→ **Problem requirements**
Pull each line holding the word "sbin" from the data.

* Start Supplied entries *

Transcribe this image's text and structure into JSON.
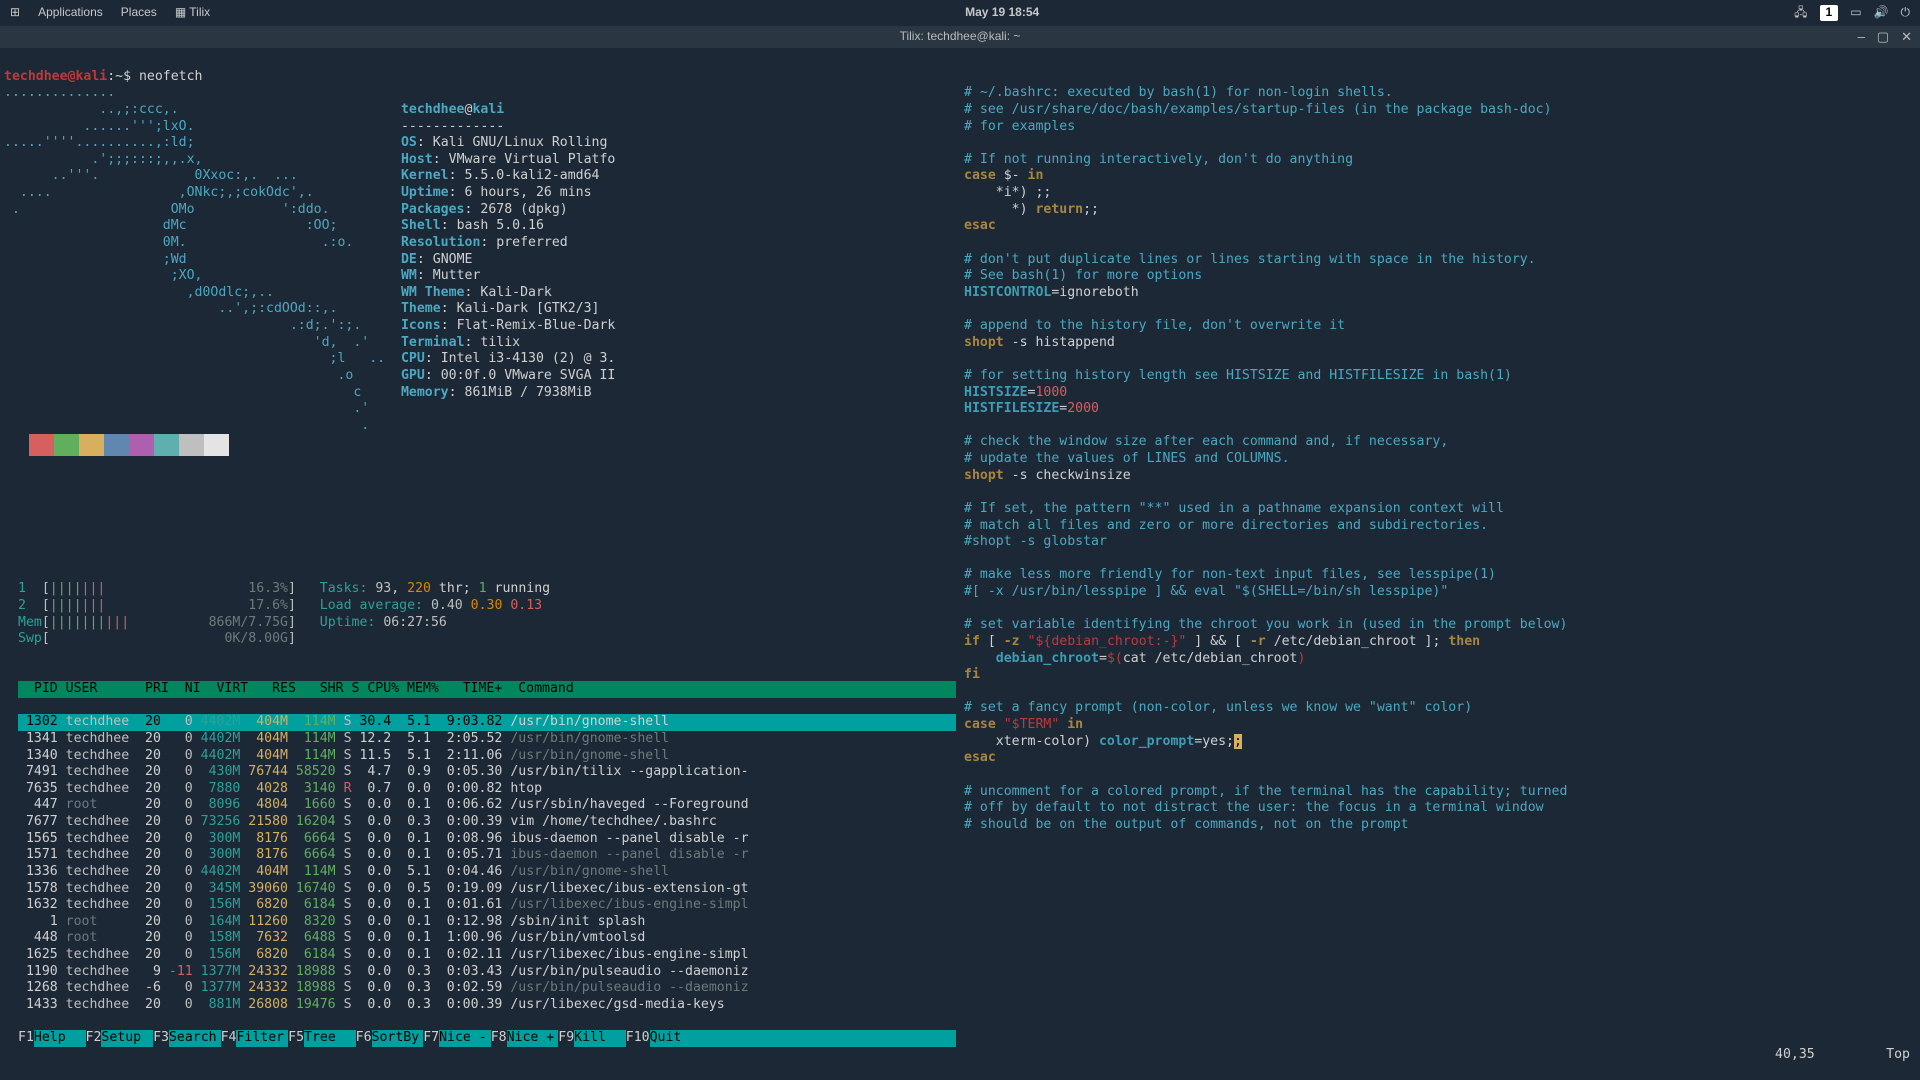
{
  "topbar": {
    "applications": "Applications",
    "places": "Places",
    "app_title": "Tilix",
    "clock": "May 19  18:54",
    "workspace": "1"
  },
  "titlebar": {
    "title": "Tilix: techdhee@kali: ~"
  },
  "prompt": {
    "user": "techdhee@kali",
    "path": ":~$ ",
    "command": "neofetch"
  },
  "ascii": [
    "..............",
    "            ..,;:ccc,.",
    "          ......''';lxO.",
    ".....''''..........,:ld;",
    "           .';;;:::;,,.x,",
    "      ..'''.            0Xxoc:,.  ...",
    "  ....                ,ONkc;,;cokOdc',.",
    " .                   OMo           ':ddo.",
    "                    dMc               :OO;",
    "                    0M.                 .:o.",
    "                    ;Wd",
    "                     ;XO,",
    "                       ,d0Odlc;,..",
    "                           ..',;:cdOOd::,.",
    "                                    .:d;.':;.",
    "                                       'd,  .'",
    "                                         ;l   ..",
    "                                          .o",
    "                                            c",
    "                                            .'",
    "                                             ."
  ],
  "neofetch": {
    "title_user": "techdhee",
    "title_host": "kali",
    "divider": "-------------",
    "OS": "Kali GNU/Linux Rolling",
    "Host": "VMware Virtual Platfo",
    "Kernel": "5.5.0-kali2-amd64",
    "Uptime": "6 hours, 26 mins",
    "Packages": "2678 (dpkg)",
    "Shell": "bash 5.0.16",
    "Resolution": "preferred",
    "DE": "GNOME",
    "WM": "Mutter",
    "WM Theme": "Kali-Dark",
    "Theme": "Kali-Dark [GTK2/3]",
    "Icons": "Flat-Remix-Blue-Dark",
    "Terminal": "tilix",
    "CPU": "Intel i3-4130 (2) @ 3.",
    "GPU": "00:0f.0 VMware SVGA II",
    "Memory": "861MiB / 7938MiB"
  },
  "colors": [
    "#1c2836",
    "#d75f5f",
    "#5faf5f",
    "#d7af5f",
    "#5f87af",
    "#af5faf",
    "#5fafaf",
    "#bfbfbf",
    "#e4e4e4"
  ],
  "htop": {
    "cpu1": {
      "label": "1",
      "bars": "|||||||",
      "pct": "16.3%"
    },
    "cpu2": {
      "label": "2",
      "bars": "|||||||",
      "pct": "17.6%"
    },
    "mem": {
      "label": "Mem",
      "bars": "||||||||||",
      "val": "866M/7.75G"
    },
    "swp": {
      "label": "Swp",
      "bars": "",
      "val": "0K/8.00G"
    },
    "tasks_l": "Tasks: ",
    "tasks_n": "93",
    "tasks_c": ", ",
    "thr_n": "220",
    "thr_t": " thr; ",
    "run_n": "1",
    "run_t": " running",
    "load_l": "Load average: ",
    "load_v": "0.40 0.30 0.13",
    "uptime_l": "Uptime: ",
    "uptime_v": "06:27:56",
    "header": "  PID USER      PRI  NI  VIRT   RES   SHR S CPU% MEM%   TIME+  Command                                 ",
    "rows": [
      {
        "pid": " 1302",
        "user": "techdhee",
        "pri": "20",
        "ni": "0",
        "virt": "4402M",
        "res": "404M",
        "shr": "114M",
        "s": "S",
        "cpu": "30.4",
        "mem": "5.1",
        "time": "9:03.82",
        "cmd": "/usr/bin/gnome-shell",
        "dim": false,
        "sel": true
      },
      {
        "pid": " 1341",
        "user": "techdhee",
        "pri": "20",
        "ni": "0",
        "virt": "4402M",
        "res": "404M",
        "shr": "114M",
        "s": "S",
        "cpu": "12.2",
        "mem": "5.1",
        "time": "2:05.52",
        "cmd": "/usr/bin/gnome-shell",
        "dim": true,
        "sel": false
      },
      {
        "pid": " 1340",
        "user": "techdhee",
        "pri": "20",
        "ni": "0",
        "virt": "4402M",
        "res": "404M",
        "shr": "114M",
        "s": "S",
        "cpu": "11.5",
        "mem": "5.1",
        "time": "2:11.06",
        "cmd": "/usr/bin/gnome-shell",
        "dim": true,
        "sel": false
      },
      {
        "pid": " 7491",
        "user": "techdhee",
        "pri": "20",
        "ni": "0",
        "virt": "430M",
        "res": "76744",
        "shr": "58520",
        "s": "S",
        "cpu": "4.7",
        "mem": "0.9",
        "time": "0:05.30",
        "cmd": "/usr/bin/tilix --gapplication-",
        "dim": false,
        "sel": false
      },
      {
        "pid": " 7635",
        "user": "techdhee",
        "pri": "20",
        "ni": "0",
        "virt": "7880",
        "res": "4028",
        "shr": "3140",
        "s": "R",
        "cpu": "0.7",
        "mem": "0.0",
        "time": "0:00.82",
        "cmd": "htop",
        "dim": false,
        "sel": false
      },
      {
        "pid": "  447",
        "user": "root",
        "pri": "20",
        "ni": "0",
        "virt": "8096",
        "res": "4804",
        "shr": "1660",
        "s": "S",
        "cpu": "0.0",
        "mem": "0.1",
        "time": "0:06.62",
        "cmd": "/usr/sbin/haveged --Foreground",
        "dim": false,
        "sel": false
      },
      {
        "pid": " 7677",
        "user": "techdhee",
        "pri": "20",
        "ni": "0",
        "virt": "73256",
        "res": "21580",
        "shr": "16204",
        "s": "S",
        "cpu": "0.0",
        "mem": "0.3",
        "time": "0:00.39",
        "cmd": "vim /home/techdhee/.bashrc",
        "dim": false,
        "sel": false
      },
      {
        "pid": " 1565",
        "user": "techdhee",
        "pri": "20",
        "ni": "0",
        "virt": "300M",
        "res": "8176",
        "shr": "6664",
        "s": "S",
        "cpu": "0.0",
        "mem": "0.1",
        "time": "0:08.96",
        "cmd": "ibus-daemon --panel disable -r",
        "dim": false,
        "sel": false
      },
      {
        "pid": " 1571",
        "user": "techdhee",
        "pri": "20",
        "ni": "0",
        "virt": "300M",
        "res": "8176",
        "shr": "6664",
        "s": "S",
        "cpu": "0.0",
        "mem": "0.1",
        "time": "0:05.71",
        "cmd": "ibus-daemon --panel disable -r",
        "dim": true,
        "sel": false
      },
      {
        "pid": " 1336",
        "user": "techdhee",
        "pri": "20",
        "ni": "0",
        "virt": "4402M",
        "res": "404M",
        "shr": "114M",
        "s": "S",
        "cpu": "0.0",
        "mem": "5.1",
        "time": "0:04.46",
        "cmd": "/usr/bin/gnome-shell",
        "dim": true,
        "sel": false
      },
      {
        "pid": " 1578",
        "user": "techdhee",
        "pri": "20",
        "ni": "0",
        "virt": "345M",
        "res": "39060",
        "shr": "16740",
        "s": "S",
        "cpu": "0.0",
        "mem": "0.5",
        "time": "0:19.09",
        "cmd": "/usr/libexec/ibus-extension-gt",
        "dim": false,
        "sel": false
      },
      {
        "pid": " 1632",
        "user": "techdhee",
        "pri": "20",
        "ni": "0",
        "virt": "156M",
        "res": "6820",
        "shr": "6184",
        "s": "S",
        "cpu": "0.0",
        "mem": "0.1",
        "time": "0:01.61",
        "cmd": "/usr/libexec/ibus-engine-simpl",
        "dim": true,
        "sel": false
      },
      {
        "pid": "    1",
        "user": "root",
        "pri": "20",
        "ni": "0",
        "virt": "164M",
        "res": "11260",
        "shr": "8320",
        "s": "S",
        "cpu": "0.0",
        "mem": "0.1",
        "time": "0:12.98",
        "cmd": "/sbin/init splash",
        "dim": false,
        "sel": false
      },
      {
        "pid": "  448",
        "user": "root",
        "pri": "20",
        "ni": "0",
        "virt": "158M",
        "res": "7632",
        "shr": "6488",
        "s": "S",
        "cpu": "0.0",
        "mem": "0.1",
        "time": "1:00.96",
        "cmd": "/usr/bin/vmtoolsd",
        "dim": false,
        "sel": false
      },
      {
        "pid": " 1625",
        "user": "techdhee",
        "pri": "20",
        "ni": "0",
        "virt": "156M",
        "res": "6820",
        "shr": "6184",
        "s": "S",
        "cpu": "0.0",
        "mem": "0.1",
        "time": "0:02.11",
        "cmd": "/usr/libexec/ibus-engine-simpl",
        "dim": false,
        "sel": false
      },
      {
        "pid": " 1190",
        "user": "techdhee",
        "pri": "9",
        "ni": "-11",
        "virt": "1377M",
        "res": "24332",
        "shr": "18988",
        "s": "S",
        "cpu": "0.0",
        "mem": "0.3",
        "time": "0:03.43",
        "cmd": "/usr/bin/pulseaudio --daemoniz",
        "dim": false,
        "sel": false
      },
      {
        "pid": " 1268",
        "user": "techdhee",
        "pri": "-6",
        "ni": "0",
        "virt": "1377M",
        "res": "24332",
        "shr": "18988",
        "s": "S",
        "cpu": "0.0",
        "mem": "0.3",
        "time": "0:02.59",
        "cmd": "/usr/bin/pulseaudio --daemoniz",
        "dim": true,
        "sel": false
      },
      {
        "pid": " 1433",
        "user": "techdhee",
        "pri": "20",
        "ni": "0",
        "virt": "881M",
        "res": "26808",
        "shr": "19476",
        "s": "S",
        "cpu": "0.0",
        "mem": "0.3",
        "time": "0:00.39",
        "cmd": "/usr/libexec/gsd-media-keys",
        "dim": false,
        "sel": false
      }
    ],
    "fkeys": [
      {
        "k": "F1",
        "l": "Help  "
      },
      {
        "k": "F2",
        "l": "Setup "
      },
      {
        "k": "F3",
        "l": "Search"
      },
      {
        "k": "F4",
        "l": "Filter"
      },
      {
        "k": "F5",
        "l": "Tree  "
      },
      {
        "k": "F6",
        "l": "SortBy"
      },
      {
        "k": "F7",
        "l": "Nice -"
      },
      {
        "k": "F8",
        "l": "Nice +"
      },
      {
        "k": "F9",
        "l": "Kill  "
      },
      {
        "k": "F10",
        "l": "Quit"
      }
    ]
  },
  "bashrc": {
    "lines": [
      [
        [
          "cm",
          "# ~/.bashrc: executed by bash(1) for non-login shells."
        ]
      ],
      [
        [
          "cm",
          "# see /usr/share/doc/bash/examples/startup-files (in the package bash-doc)"
        ]
      ],
      [
        [
          "cm",
          "# for examples"
        ]
      ],
      [
        [
          "",
          ""
        ]
      ],
      [
        [
          "cm",
          "# If not running interactively, don't do anything"
        ]
      ],
      [
        [
          "kw",
          "case "
        ],
        [
          "",
          "$- "
        ],
        [
          "kw",
          "in"
        ]
      ],
      [
        [
          "",
          "    *i*) ;;"
        ]
      ],
      [
        [
          "",
          "      *) "
        ],
        [
          "kw",
          "return"
        ],
        [
          "",
          ";;"
        ]
      ],
      [
        [
          "kw",
          "esac"
        ]
      ],
      [
        [
          "",
          ""
        ]
      ],
      [
        [
          "cm",
          "# don't put duplicate lines or lines starting with space in the history."
        ]
      ],
      [
        [
          "cm",
          "# See bash(1) for more options"
        ]
      ],
      [
        [
          "var",
          "HISTCONTROL"
        ],
        [
          "",
          "=ignoreboth"
        ]
      ],
      [
        [
          "",
          ""
        ]
      ],
      [
        [
          "cm",
          "# append to the history file, don't overwrite it"
        ]
      ],
      [
        [
          "kw",
          "shopt"
        ],
        [
          "",
          " -s histappend"
        ]
      ],
      [
        [
          "",
          ""
        ]
      ],
      [
        [
          "cm",
          "# for setting history length see HISTSIZE and HISTFILESIZE in bash(1)"
        ]
      ],
      [
        [
          "var",
          "HISTSIZE"
        ],
        [
          "",
          "="
        ],
        [
          "num",
          "1000"
        ]
      ],
      [
        [
          "var",
          "HISTFILESIZE"
        ],
        [
          "",
          "="
        ],
        [
          "num",
          "2000"
        ]
      ],
      [
        [
          "",
          ""
        ]
      ],
      [
        [
          "cm",
          "# check the window size after each command and, if necessary,"
        ]
      ],
      [
        [
          "cm",
          "# update the values of LINES and COLUMNS."
        ]
      ],
      [
        [
          "kw",
          "shopt"
        ],
        [
          "",
          " -s checkwinsize"
        ]
      ],
      [
        [
          "",
          ""
        ]
      ],
      [
        [
          "cm",
          "# If set, the pattern \"**\" used in a pathname expansion context will"
        ]
      ],
      [
        [
          "cm",
          "# match all files and zero or more directories and subdirectories."
        ]
      ],
      [
        [
          "cm",
          "#shopt -s globstar"
        ]
      ],
      [
        [
          "",
          ""
        ]
      ],
      [
        [
          "cm",
          "# make less more friendly for non-text input files, see lesspipe(1)"
        ]
      ],
      [
        [
          "cm",
          "#[ -x /usr/bin/lesspipe ] && eval \"$(SHELL=/bin/sh lesspipe)\""
        ]
      ],
      [
        [
          "",
          ""
        ]
      ],
      [
        [
          "cm",
          "# set variable identifying the chroot you work in (used in the prompt below)"
        ]
      ],
      [
        [
          "kw",
          "if"
        ],
        [
          "",
          " [ "
        ],
        [
          "kw",
          "-z "
        ],
        [
          "str",
          "\"${debian_chroot:-}\" "
        ],
        [
          "",
          "] && [ "
        ],
        [
          "kw",
          "-r "
        ],
        [
          "",
          "/etc/debian_chroot ]; "
        ],
        [
          "kw",
          "then"
        ]
      ],
      [
        [
          "",
          "    "
        ],
        [
          "var",
          "debian_chroot"
        ],
        [
          "",
          "="
        ],
        [
          "str",
          "$("
        ],
        [
          "",
          "cat /etc/debian_chroot"
        ],
        [
          "str",
          ")"
        ]
      ],
      [
        [
          "kw",
          "fi"
        ]
      ],
      [
        [
          "",
          ""
        ]
      ],
      [
        [
          "cm",
          "# set a fancy prompt (non-color, unless we know we \"want\" color)"
        ]
      ],
      [
        [
          "kw",
          "case "
        ],
        [
          "str",
          "\"$TERM\""
        ],
        [
          "",
          " "
        ],
        [
          "kw",
          "in"
        ]
      ],
      [
        [
          "",
          "    xterm-color) "
        ],
        [
          "var",
          "color_prompt"
        ],
        [
          "",
          "=yes;"
        ],
        [
          "cur",
          ";"
        ]
      ],
      [
        [
          "kw",
          "esac"
        ]
      ],
      [
        [
          "",
          ""
        ]
      ],
      [
        [
          "cm",
          "# uncomment for a colored prompt, if the terminal has the capability; turned"
        ]
      ],
      [
        [
          "cm",
          "# off by default to not distract the user: the focus in a terminal window"
        ]
      ],
      [
        [
          "cm",
          "# should be on the output of commands, not on the prompt"
        ]
      ]
    ],
    "status_pos": "40,35",
    "status_top": "Top"
  }
}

* End Supplied entries *

→ **Correct output**
        "cmd": "/usr/sbin/haveged --Foreground",
        "cmd": "/sbin/init splash",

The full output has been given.